#### Data entries ####

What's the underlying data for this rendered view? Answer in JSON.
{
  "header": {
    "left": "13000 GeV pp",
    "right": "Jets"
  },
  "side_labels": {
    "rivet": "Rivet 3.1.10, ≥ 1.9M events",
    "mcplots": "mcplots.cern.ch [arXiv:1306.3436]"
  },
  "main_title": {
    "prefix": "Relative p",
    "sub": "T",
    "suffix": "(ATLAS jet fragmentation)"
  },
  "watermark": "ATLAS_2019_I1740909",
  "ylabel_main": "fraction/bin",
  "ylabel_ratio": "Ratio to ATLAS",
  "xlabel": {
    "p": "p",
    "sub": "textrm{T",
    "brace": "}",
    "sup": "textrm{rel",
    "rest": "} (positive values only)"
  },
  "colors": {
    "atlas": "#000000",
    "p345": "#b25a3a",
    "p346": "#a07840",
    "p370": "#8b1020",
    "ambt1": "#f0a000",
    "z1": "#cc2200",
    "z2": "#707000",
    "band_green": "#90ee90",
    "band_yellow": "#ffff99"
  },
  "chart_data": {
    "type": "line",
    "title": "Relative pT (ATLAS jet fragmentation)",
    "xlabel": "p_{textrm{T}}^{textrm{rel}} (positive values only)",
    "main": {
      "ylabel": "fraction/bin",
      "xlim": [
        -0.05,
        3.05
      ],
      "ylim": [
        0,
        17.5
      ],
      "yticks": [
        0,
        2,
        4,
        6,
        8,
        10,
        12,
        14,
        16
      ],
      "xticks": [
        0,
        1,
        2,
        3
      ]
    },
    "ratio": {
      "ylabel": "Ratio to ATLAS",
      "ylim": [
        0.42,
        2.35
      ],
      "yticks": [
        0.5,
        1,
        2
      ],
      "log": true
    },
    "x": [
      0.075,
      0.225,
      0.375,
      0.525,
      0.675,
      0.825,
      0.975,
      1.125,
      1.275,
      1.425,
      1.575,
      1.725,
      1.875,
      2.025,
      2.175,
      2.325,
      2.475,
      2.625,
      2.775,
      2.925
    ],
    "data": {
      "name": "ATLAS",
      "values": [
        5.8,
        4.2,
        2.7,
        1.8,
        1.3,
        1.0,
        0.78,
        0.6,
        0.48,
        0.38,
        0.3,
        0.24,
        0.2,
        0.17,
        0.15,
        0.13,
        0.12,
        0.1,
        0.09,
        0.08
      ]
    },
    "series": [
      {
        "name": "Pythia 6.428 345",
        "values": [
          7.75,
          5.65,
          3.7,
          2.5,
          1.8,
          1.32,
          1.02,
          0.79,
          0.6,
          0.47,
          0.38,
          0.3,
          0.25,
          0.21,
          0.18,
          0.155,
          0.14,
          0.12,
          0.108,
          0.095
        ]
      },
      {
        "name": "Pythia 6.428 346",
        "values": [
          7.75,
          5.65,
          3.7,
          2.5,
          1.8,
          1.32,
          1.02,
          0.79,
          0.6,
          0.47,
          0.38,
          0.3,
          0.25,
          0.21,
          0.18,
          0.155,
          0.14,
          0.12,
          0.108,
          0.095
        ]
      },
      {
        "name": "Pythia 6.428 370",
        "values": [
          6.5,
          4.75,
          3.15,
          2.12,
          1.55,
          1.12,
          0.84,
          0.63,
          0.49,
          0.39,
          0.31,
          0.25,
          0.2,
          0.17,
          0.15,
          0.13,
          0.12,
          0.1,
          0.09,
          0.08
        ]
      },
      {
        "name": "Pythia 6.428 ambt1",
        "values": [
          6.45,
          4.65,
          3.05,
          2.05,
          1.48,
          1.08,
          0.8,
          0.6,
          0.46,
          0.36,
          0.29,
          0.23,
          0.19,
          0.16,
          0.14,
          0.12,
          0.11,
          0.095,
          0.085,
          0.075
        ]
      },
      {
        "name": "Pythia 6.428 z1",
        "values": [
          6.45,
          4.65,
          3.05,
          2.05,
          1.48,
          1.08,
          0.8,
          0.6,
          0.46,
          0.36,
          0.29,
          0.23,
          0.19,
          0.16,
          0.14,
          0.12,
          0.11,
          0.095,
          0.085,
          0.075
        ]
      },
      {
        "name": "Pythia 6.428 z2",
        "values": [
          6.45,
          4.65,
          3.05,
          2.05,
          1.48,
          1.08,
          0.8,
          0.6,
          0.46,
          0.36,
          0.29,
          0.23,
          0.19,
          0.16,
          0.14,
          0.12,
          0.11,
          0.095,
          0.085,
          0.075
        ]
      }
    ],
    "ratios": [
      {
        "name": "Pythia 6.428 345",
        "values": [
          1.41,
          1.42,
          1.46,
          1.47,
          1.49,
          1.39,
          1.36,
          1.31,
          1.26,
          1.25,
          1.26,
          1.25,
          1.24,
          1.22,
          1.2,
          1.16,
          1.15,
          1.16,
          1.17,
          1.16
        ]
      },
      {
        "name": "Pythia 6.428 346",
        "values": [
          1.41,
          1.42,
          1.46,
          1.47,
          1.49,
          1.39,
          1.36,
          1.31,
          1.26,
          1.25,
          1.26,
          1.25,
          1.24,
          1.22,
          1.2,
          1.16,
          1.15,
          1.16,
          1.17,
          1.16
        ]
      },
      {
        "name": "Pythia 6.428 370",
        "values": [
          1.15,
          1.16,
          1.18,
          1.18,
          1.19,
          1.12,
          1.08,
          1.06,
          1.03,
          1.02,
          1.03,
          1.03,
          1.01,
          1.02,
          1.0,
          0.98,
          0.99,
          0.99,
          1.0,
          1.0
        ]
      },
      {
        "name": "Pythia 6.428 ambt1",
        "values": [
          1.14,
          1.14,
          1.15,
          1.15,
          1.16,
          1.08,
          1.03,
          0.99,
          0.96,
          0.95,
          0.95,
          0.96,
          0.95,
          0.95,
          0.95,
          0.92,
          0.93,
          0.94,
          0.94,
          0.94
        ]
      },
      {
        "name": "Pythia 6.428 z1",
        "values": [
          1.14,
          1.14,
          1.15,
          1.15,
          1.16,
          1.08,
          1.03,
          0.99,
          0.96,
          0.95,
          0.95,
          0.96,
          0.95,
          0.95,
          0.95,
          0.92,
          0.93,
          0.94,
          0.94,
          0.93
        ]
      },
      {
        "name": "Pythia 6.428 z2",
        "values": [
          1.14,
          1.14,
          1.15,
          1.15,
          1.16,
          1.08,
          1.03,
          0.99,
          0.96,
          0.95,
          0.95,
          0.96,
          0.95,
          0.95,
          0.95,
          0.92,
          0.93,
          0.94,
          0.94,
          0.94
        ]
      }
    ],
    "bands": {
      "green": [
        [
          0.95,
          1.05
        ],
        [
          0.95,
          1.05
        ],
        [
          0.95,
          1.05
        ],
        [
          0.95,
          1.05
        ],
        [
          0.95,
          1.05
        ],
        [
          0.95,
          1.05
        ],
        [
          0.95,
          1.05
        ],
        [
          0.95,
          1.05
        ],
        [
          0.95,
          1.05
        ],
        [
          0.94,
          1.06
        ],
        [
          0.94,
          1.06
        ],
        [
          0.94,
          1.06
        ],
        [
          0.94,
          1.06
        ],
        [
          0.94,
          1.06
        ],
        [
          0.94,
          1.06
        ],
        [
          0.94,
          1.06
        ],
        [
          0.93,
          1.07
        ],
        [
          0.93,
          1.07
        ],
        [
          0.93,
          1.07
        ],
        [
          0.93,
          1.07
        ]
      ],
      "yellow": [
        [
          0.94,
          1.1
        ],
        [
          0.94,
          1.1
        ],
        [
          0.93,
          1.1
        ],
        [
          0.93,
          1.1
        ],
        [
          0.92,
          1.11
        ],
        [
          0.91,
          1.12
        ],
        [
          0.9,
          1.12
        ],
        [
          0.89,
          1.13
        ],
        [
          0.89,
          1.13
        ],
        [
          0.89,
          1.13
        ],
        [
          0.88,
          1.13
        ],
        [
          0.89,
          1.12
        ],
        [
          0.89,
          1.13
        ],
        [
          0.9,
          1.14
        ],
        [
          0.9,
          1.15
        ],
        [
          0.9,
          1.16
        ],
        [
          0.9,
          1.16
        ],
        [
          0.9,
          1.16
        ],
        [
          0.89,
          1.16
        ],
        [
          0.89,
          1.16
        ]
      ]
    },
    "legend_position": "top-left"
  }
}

####

Exercise: Return each line of the listing that holds the string "textrm".

Solution:
    "sub": "textrm{T",
    "sup": "textrm{rel",
    "xlabel": "p_{textrm{T}}^{textrm{rel}} (positive values only)",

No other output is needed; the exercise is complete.